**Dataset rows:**
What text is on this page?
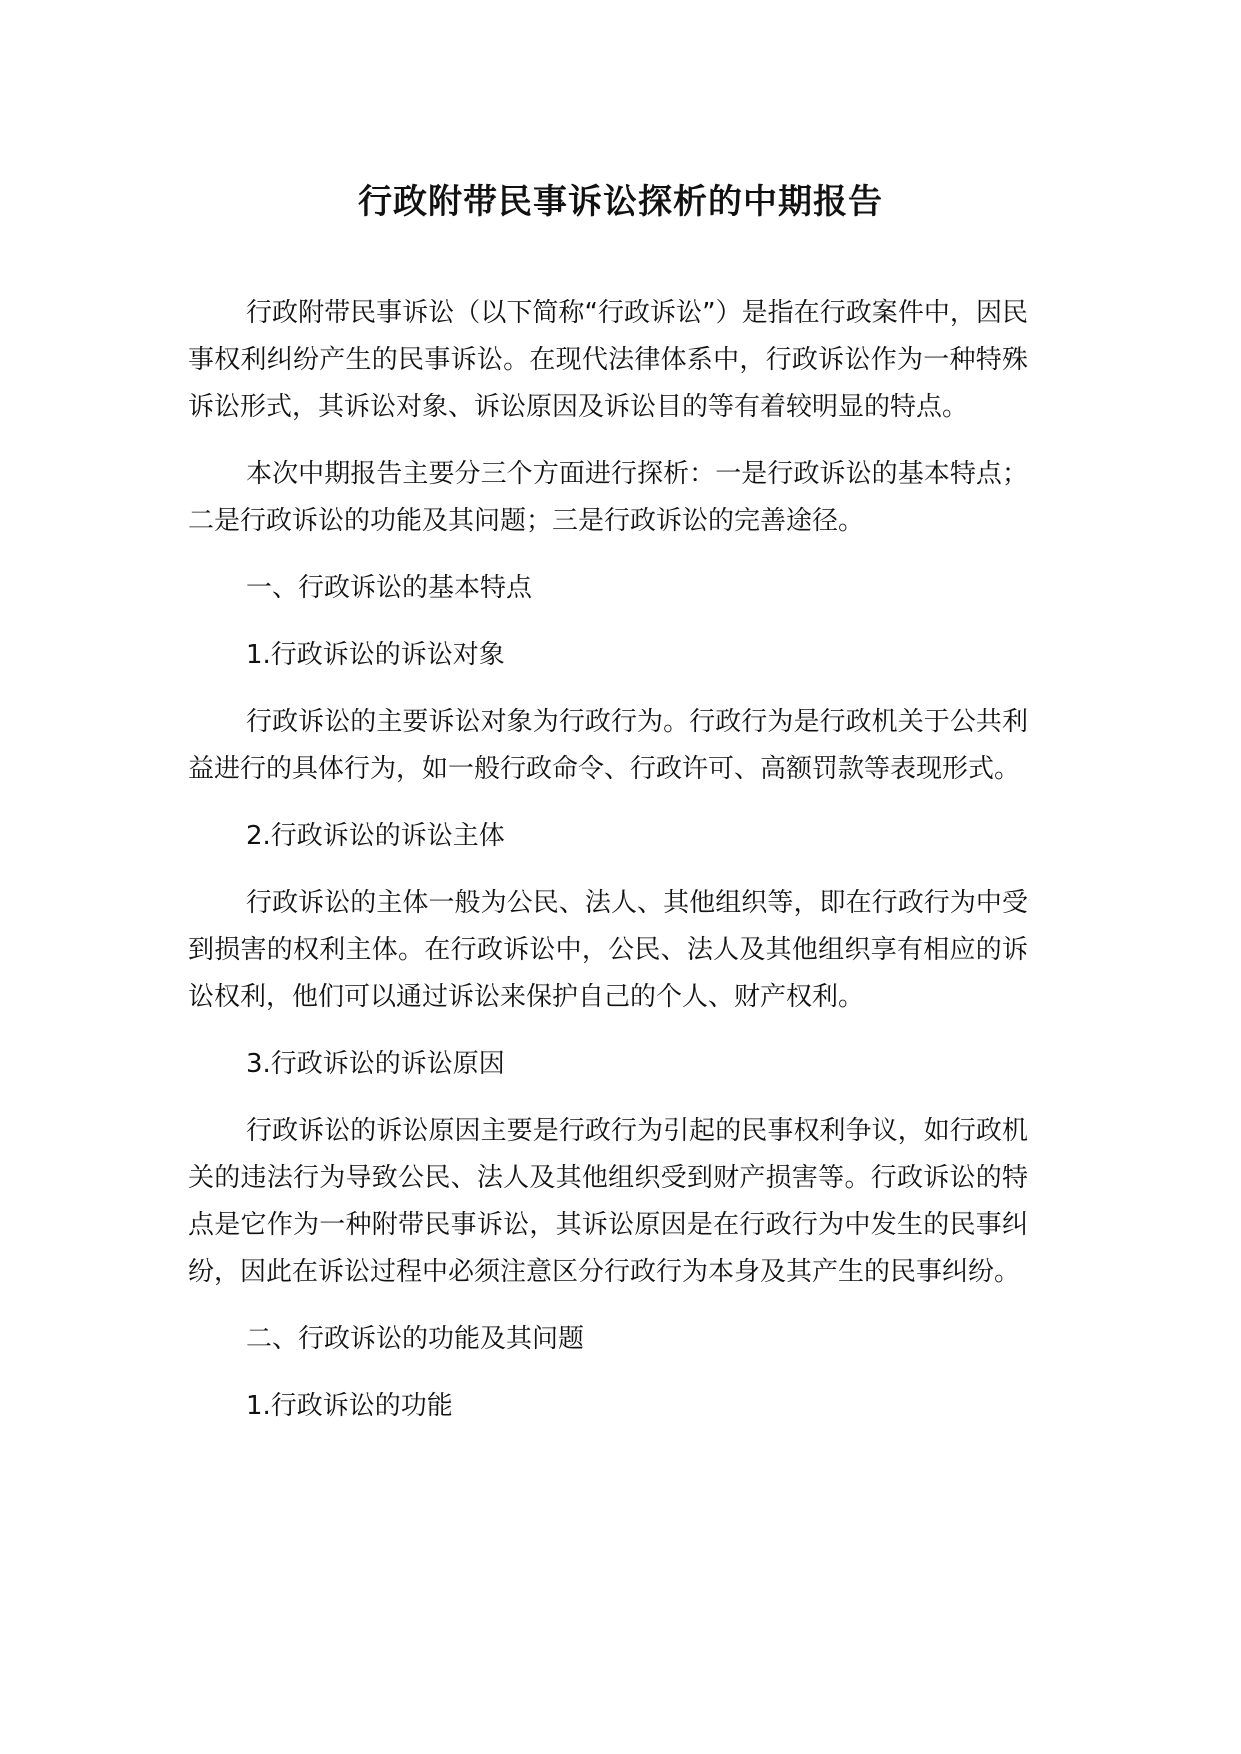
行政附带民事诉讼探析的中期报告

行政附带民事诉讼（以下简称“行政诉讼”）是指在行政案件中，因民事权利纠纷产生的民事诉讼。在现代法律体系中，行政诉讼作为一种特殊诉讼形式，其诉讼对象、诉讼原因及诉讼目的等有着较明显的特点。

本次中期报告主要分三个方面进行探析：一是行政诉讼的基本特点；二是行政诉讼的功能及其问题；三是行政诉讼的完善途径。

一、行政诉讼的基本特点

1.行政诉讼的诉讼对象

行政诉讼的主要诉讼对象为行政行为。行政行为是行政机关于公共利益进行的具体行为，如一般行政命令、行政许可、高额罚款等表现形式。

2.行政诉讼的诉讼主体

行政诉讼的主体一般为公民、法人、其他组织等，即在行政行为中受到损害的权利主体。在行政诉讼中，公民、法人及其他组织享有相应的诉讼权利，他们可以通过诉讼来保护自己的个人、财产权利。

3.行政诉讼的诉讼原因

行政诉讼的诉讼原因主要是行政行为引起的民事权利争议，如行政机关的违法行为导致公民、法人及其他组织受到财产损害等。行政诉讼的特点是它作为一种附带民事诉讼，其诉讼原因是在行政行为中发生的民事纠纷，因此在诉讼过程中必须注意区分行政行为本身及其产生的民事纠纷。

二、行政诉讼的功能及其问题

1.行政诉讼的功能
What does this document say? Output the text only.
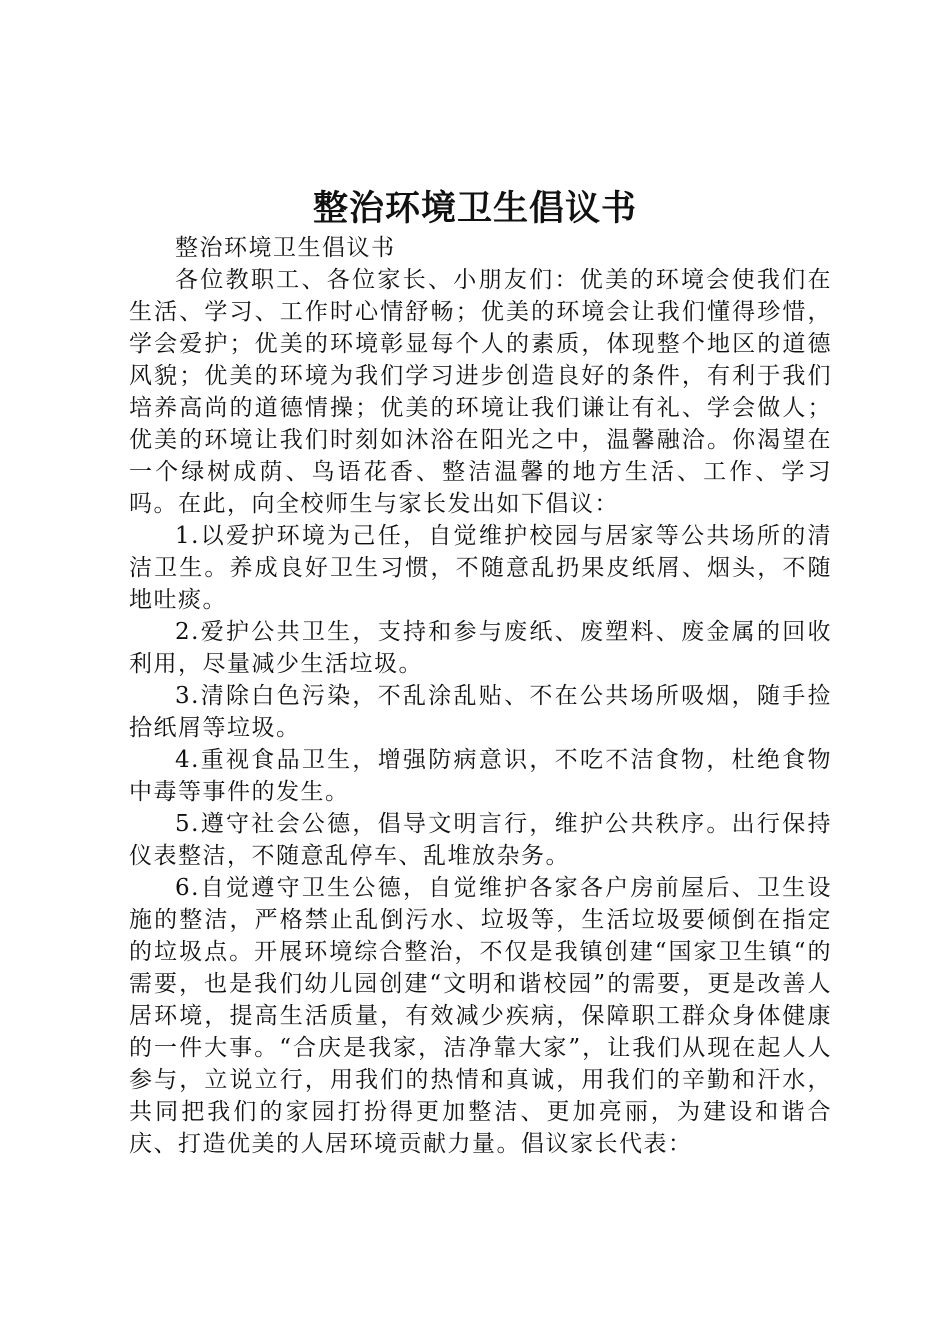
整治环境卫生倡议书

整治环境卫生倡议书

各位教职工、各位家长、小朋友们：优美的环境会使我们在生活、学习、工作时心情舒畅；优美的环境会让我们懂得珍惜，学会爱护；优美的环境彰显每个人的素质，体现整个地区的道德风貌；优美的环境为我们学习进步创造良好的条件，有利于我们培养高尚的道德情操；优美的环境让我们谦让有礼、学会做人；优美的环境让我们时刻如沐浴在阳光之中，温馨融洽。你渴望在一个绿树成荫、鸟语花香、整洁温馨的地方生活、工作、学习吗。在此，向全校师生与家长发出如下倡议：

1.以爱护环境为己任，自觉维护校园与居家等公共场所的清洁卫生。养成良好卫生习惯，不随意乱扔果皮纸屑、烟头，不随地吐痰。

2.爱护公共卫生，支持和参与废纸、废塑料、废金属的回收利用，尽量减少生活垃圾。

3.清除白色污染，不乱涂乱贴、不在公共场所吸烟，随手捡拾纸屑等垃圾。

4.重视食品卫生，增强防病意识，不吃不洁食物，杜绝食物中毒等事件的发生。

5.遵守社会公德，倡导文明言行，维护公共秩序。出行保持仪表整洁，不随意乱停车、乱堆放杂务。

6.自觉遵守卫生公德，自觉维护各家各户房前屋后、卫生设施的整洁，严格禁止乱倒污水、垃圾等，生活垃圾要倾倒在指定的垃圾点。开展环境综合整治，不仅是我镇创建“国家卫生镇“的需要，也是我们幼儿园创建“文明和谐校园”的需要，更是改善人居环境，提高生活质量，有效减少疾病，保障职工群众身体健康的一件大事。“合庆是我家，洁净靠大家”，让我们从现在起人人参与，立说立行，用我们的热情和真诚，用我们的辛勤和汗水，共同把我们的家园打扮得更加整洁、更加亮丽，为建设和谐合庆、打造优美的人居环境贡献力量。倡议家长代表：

**Exercise details:** Write the records out once more, exactly as they appear, with no pictures.

**Full answer:**
What text is on this page?
行政附带民事诉讼探析的中期报告

行政附带民事诉讼（以下简称“行政诉讼”）是指在行政案件中，因民事权利纠纷产生的民事诉讼。在现代法律体系中，行政诉讼作为一种特殊诉讼形式，其诉讼对象、诉讼原因及诉讼目的等有着较明显的特点。

本次中期报告主要分三个方面进行探析：一是行政诉讼的基本特点；二是行政诉讼的功能及其问题；三是行政诉讼的完善途径。

一、行政诉讼的基本特点

1.行政诉讼的诉讼对象

行政诉讼的主要诉讼对象为行政行为。行政行为是行政机关于公共利益进行的具体行为，如一般行政命令、行政许可、高额罚款等表现形式。

2.行政诉讼的诉讼主体

行政诉讼的主体一般为公民、法人、其他组织等，即在行政行为中受到损害的权利主体。在行政诉讼中，公民、法人及其他组织享有相应的诉讼权利，他们可以通过诉讼来保护自己的个人、财产权利。

3.行政诉讼的诉讼原因

行政诉讼的诉讼原因主要是行政行为引起的民事权利争议，如行政机关的违法行为导致公民、法人及其他组织受到财产损害等。行政诉讼的特点是它作为一种附带民事诉讼，其诉讼原因是在行政行为中发生的民事纠纷，因此在诉讼过程中必须注意区分行政行为本身及其产生的民事纠纷。

二、行政诉讼的功能及其问题

1.行政诉讼的功能
What does this document say? Output the text only.
整治环境卫生倡议书

整治环境卫生倡议书

各位教职工、各位家长、小朋友们：优美的环境会使我们在生活、学习、工作时心情舒畅；优美的环境会让我们懂得珍惜，学会爱护；优美的环境彰显每个人的素质，体现整个地区的道德风貌；优美的环境为我们学习进步创造良好的条件，有利于我们培养高尚的道德情操；优美的环境让我们谦让有礼、学会做人；优美的环境让我们时刻如沐浴在阳光之中，温馨融洽。你渴望在一个绿树成荫、鸟语花香、整洁温馨的地方生活、工作、学习吗。在此，向全校师生与家长发出如下倡议：

1.以爱护环境为己任，自觉维护校园与居家等公共场所的清洁卫生。养成良好卫生习惯，不随意乱扔果皮纸屑、烟头，不随地吐痰。

2.爱护公共卫生，支持和参与废纸、废塑料、废金属的回收利用，尽量减少生活垃圾。

3.清除白色污染，不乱涂乱贴、不在公共场所吸烟，随手捡拾纸屑等垃圾。

4.重视食品卫生，增强防病意识，不吃不洁食物，杜绝食物中毒等事件的发生。

5.遵守社会公德，倡导文明言行，维护公共秩序。出行保持仪表整洁，不随意乱停车、乱堆放杂务。

6.自觉遵守卫生公德，自觉维护各家各户房前屋后、卫生设施的整洁，严格禁止乱倒污水、垃圾等，生活垃圾要倾倒在指定的垃圾点。开展环境综合整治，不仅是我镇创建“国家卫生镇“的需要，也是我们幼儿园创建“文明和谐校园”的需要，更是改善人居环境，提高生活质量，有效减少疾病，保障职工群众身体健康的一件大事。“合庆是我家，洁净靠大家”，让我们从现在起人人参与，立说立行，用我们的热情和真诚，用我们的辛勤和汗水，共同把我们的家园打扮得更加整洁、更加亮丽，为建设和谐合庆、打造优美的人居环境贡献力量。倡议家长代表：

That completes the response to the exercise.